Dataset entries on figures
*****

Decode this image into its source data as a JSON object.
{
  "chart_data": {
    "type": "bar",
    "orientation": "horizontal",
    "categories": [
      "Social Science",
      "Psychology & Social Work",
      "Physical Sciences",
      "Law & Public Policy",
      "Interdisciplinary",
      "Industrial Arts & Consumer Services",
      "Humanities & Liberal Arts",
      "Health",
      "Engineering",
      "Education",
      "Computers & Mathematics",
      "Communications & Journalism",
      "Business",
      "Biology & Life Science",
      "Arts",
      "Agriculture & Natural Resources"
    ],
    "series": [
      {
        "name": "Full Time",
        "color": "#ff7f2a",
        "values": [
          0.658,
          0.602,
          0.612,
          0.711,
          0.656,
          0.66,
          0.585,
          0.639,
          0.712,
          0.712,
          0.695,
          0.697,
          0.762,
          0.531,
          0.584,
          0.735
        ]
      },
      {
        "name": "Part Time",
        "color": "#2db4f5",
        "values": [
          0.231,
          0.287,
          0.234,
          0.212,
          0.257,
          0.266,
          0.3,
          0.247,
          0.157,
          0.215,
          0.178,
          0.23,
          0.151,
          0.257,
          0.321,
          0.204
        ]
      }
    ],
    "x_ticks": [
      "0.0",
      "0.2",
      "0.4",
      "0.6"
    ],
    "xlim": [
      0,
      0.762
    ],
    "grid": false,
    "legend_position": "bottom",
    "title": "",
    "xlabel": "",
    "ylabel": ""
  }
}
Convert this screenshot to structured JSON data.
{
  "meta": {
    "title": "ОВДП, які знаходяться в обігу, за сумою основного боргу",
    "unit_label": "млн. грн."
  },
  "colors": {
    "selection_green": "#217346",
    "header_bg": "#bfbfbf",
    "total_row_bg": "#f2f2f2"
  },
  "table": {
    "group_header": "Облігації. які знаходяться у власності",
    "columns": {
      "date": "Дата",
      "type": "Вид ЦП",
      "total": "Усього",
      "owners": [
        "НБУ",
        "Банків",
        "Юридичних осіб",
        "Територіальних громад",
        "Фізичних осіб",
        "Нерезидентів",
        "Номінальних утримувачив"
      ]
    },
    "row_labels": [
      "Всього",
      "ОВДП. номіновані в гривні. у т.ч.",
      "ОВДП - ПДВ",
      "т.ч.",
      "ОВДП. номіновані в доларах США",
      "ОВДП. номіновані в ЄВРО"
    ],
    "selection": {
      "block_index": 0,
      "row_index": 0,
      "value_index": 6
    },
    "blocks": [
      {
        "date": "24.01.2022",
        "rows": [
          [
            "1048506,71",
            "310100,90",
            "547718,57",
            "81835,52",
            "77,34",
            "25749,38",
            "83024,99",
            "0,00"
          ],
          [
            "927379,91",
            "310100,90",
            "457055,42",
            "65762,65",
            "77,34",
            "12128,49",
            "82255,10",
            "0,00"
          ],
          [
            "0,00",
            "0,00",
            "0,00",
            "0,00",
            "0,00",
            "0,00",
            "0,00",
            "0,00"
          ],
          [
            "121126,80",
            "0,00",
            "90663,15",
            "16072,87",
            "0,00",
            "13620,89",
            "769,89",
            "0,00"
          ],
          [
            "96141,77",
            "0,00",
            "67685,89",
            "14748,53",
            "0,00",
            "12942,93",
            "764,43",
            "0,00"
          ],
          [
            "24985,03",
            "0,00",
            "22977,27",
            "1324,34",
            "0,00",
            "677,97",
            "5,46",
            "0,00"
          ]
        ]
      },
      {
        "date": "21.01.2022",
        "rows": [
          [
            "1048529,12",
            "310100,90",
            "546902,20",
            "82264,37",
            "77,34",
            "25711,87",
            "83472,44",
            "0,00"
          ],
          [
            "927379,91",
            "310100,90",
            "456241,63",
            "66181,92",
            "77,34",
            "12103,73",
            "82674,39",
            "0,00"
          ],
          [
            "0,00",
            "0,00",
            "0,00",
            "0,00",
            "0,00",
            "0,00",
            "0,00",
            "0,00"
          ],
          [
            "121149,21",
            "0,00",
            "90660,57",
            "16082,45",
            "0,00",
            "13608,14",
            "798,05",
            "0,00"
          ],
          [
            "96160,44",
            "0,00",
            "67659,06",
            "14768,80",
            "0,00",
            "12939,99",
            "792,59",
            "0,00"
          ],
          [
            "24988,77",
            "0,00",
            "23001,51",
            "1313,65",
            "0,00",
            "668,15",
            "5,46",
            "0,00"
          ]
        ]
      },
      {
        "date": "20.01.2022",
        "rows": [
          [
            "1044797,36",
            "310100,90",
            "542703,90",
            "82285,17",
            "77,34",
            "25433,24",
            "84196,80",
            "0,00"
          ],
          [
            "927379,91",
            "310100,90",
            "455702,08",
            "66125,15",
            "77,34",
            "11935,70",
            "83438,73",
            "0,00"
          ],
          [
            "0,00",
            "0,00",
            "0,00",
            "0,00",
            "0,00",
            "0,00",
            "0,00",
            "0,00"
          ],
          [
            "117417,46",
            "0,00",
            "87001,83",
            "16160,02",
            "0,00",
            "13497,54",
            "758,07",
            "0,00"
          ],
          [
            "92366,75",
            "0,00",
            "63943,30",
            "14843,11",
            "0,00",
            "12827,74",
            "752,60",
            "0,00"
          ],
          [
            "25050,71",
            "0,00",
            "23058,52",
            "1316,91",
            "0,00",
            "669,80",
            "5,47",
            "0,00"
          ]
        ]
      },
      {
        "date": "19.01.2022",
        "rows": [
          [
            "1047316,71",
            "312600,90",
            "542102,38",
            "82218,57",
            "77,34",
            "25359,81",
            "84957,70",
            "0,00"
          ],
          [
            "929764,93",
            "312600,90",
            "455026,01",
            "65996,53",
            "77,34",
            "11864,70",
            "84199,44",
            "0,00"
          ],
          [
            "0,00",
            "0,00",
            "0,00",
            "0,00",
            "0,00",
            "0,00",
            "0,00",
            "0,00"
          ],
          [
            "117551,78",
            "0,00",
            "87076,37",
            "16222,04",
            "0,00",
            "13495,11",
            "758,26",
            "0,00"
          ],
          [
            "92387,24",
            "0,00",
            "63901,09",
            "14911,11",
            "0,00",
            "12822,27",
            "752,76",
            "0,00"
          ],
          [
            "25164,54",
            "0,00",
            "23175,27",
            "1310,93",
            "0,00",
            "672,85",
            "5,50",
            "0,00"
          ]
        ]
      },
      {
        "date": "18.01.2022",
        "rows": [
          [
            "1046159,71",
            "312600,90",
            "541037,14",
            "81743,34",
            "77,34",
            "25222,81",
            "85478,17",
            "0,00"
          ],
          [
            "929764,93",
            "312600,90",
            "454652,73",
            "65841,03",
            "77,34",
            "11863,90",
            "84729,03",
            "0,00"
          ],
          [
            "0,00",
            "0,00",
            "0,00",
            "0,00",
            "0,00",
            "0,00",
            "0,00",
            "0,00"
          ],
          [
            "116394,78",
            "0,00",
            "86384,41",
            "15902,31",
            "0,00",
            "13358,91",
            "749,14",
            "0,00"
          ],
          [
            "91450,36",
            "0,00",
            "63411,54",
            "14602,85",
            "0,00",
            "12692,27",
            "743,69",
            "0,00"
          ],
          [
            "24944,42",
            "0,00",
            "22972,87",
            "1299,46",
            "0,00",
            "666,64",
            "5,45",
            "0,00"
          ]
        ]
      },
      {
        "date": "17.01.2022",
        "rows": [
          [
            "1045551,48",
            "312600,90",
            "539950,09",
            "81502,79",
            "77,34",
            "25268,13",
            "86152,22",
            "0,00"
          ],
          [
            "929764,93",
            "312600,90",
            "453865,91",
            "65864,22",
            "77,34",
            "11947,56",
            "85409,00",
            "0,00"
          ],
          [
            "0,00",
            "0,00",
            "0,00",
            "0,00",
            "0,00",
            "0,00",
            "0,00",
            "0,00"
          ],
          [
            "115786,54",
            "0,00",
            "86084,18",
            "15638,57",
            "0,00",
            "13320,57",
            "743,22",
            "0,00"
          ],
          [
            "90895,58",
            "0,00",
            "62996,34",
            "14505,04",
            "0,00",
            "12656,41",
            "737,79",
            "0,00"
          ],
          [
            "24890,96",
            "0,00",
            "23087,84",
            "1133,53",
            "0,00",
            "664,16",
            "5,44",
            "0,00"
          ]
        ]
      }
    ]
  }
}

*****

TASK DETAILS
Copy every line above in which the string "this" shows up.

ANSWER BELOW
Decode this image into its source data as a JSON object.
Convert this screenshot to structured JSON data.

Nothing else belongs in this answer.